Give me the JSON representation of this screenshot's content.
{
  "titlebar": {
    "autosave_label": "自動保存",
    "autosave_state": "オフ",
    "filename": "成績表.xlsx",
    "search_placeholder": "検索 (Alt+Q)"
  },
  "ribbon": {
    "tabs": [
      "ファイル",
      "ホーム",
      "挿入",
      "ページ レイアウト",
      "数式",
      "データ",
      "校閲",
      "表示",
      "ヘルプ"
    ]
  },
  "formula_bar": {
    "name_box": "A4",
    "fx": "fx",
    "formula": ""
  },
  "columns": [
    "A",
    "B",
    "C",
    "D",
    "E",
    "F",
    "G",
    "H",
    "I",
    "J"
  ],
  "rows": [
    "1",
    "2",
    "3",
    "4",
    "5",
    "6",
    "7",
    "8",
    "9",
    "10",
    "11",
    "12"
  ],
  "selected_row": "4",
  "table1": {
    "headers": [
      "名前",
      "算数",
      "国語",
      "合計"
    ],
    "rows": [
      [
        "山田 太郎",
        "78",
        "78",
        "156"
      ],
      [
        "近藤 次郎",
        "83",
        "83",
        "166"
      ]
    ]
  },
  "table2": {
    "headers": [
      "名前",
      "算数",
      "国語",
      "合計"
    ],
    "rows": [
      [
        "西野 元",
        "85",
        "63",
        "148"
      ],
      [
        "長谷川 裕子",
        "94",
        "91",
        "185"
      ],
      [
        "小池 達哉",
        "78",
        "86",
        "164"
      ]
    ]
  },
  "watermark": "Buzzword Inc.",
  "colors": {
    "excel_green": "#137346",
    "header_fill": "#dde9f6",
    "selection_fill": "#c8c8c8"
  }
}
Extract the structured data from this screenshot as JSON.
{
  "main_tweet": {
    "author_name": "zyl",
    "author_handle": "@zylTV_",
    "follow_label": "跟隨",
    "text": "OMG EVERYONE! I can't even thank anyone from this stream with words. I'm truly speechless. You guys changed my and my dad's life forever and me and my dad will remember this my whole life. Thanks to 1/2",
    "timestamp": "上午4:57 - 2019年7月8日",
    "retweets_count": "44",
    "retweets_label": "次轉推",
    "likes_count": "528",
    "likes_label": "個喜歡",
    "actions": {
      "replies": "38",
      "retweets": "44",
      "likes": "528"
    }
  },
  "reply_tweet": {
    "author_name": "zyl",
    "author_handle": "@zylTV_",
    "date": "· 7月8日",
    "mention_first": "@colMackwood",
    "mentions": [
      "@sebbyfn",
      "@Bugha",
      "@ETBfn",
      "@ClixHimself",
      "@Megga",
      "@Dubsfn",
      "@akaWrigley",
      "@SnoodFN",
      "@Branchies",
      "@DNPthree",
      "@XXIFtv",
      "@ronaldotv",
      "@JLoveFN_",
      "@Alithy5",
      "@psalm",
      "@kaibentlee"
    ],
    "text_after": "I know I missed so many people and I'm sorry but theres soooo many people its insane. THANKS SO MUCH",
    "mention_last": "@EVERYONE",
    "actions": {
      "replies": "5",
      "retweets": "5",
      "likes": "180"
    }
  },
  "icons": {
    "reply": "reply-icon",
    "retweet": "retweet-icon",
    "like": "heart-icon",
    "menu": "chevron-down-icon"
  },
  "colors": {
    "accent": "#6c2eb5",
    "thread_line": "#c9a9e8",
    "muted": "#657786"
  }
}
=====
What is required: Count the lines that hold the string "this" and state that number alone.

Exercise solution: 3